### Task objective:
Every record should be repeated exactly, except that pictures are left out.

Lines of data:
***
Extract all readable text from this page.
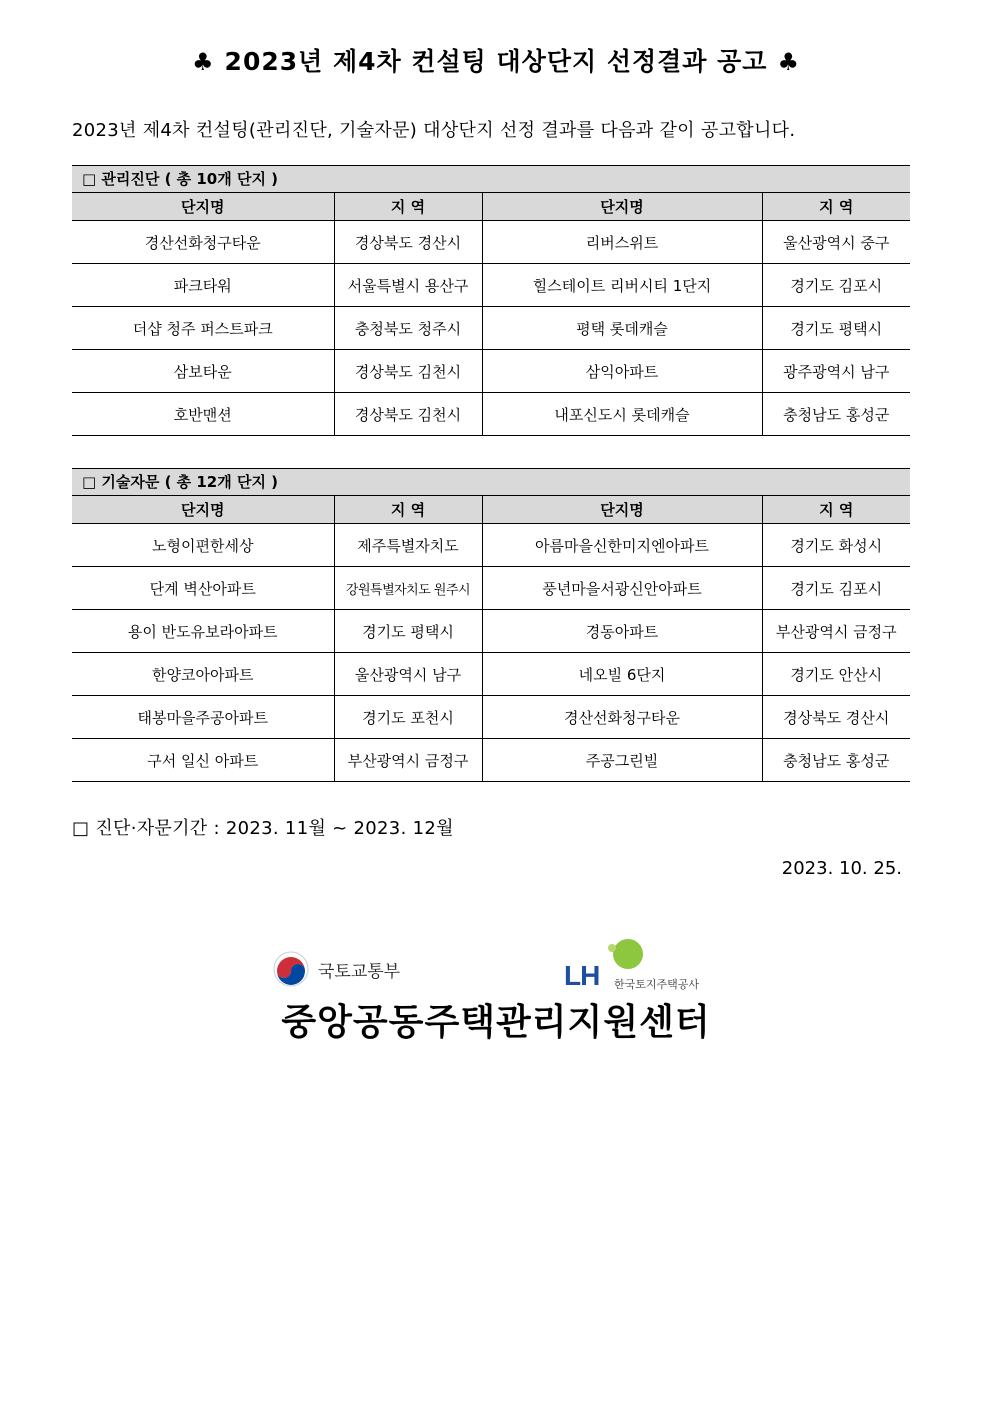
♣ 2023년 제4차 컨설팅 대상단지 선정결과 공고 ♣
2023년 제4차 컨설팅(관리진단, 기술자문) 대상단지 선정 결과를 다음과 같이 공고합니다.
□ 관리진단 ( 총 10개 단지 )
단지명	지 역	단지명	지 역
경산선화청구타운	경상북도 경산시	리버스위트	울산광역시 중구
파크타워	서울특별시 용산구	힐스테이트 리버시티 1단지	경기도 김포시
더샵 청주 퍼스트파크	충청북도 청주시	평택 롯데캐슬	경기도 평택시
삼보타운	경상북도 김천시	삼익아파트	광주광역시 남구
호반맨션	경상북도 김천시	내포신도시 롯데캐슬	충청남도 홍성군
□ 기술자문 ( 총 12개 단지 )
단지명	지 역	단지명	지 역
노형이편한세상	제주특별자치도	아름마을신한미지엔아파트	경기도 화성시
단계 벽산아파트	강원특별자치도 원주시	풍년마을서광신안아파트	경기도 김포시
용이 반도유보라아파트	경기도 평택시	경동아파트	부산광역시 금정구
한양코아아파트	울산광역시 남구	네오빌 6단지	경기도 안산시
태봉마을주공아파트	경기도 포천시	경산선화청구타운	경상북도 경산시
구서 일신 아파트	부산광역시 금정구	주공그린빌	충청남도 홍성군
□ 진단·자문기간 : 2023. 11월 ~ 2023. 12월
2023. 10. 25.
국토교통부	LH 한국토지주택공사
중앙공동주택관리지원센터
***
### Written solution:
Extract all readable text from this page.
♣ 2023년 제4차 컨설팅 대상단지 선정결과 공고 ♣
2023년 제4차 컨설팅(관리진단, 기술자문) 대상단지 선정 결과를 다음과 같이 공고합니다.
□ 관리진단 ( 총 10개 단지 )
단지명	지 역	단지명	지 역
경산선화청구타운	경상북도 경산시	리버스위트	울산광역시 중구
파크타워	서울특별시 용산구	힐스테이트 리버시티 1단지	경기도 김포시
더샵 청주 퍼스트파크	충청북도 청주시	평택 롯데캐슬	경기도 평택시
삼보타운	경상북도 김천시	삼익아파트	광주광역시 남구
호반맨션	경상북도 김천시	내포신도시 롯데캐슬	충청남도 홍성군
□ 기술자문 ( 총 12개 단지 )
단지명	지 역	단지명	지 역
노형이편한세상	제주특별자치도	아름마을신한미지엔아파트	경기도 화성시
단계 벽산아파트	강원특별자치도 원주시	풍년마을서광신안아파트	경기도 김포시
용이 반도유보라아파트	경기도 평택시	경동아파트	부산광역시 금정구
한양코아아파트	울산광역시 남구	네오빌 6단지	경기도 안산시
태봉마을주공아파트	경기도 포천시	경산선화청구타운	경상북도 경산시
구서 일신 아파트	부산광역시 금정구	주공그린빌	충청남도 홍성군
□ 진단·자문기간 : 2023. 11월 ~ 2023. 12월
2023. 10. 25.
국토교통부	LH 한국토지주택공사
중앙공동주택관리지원센터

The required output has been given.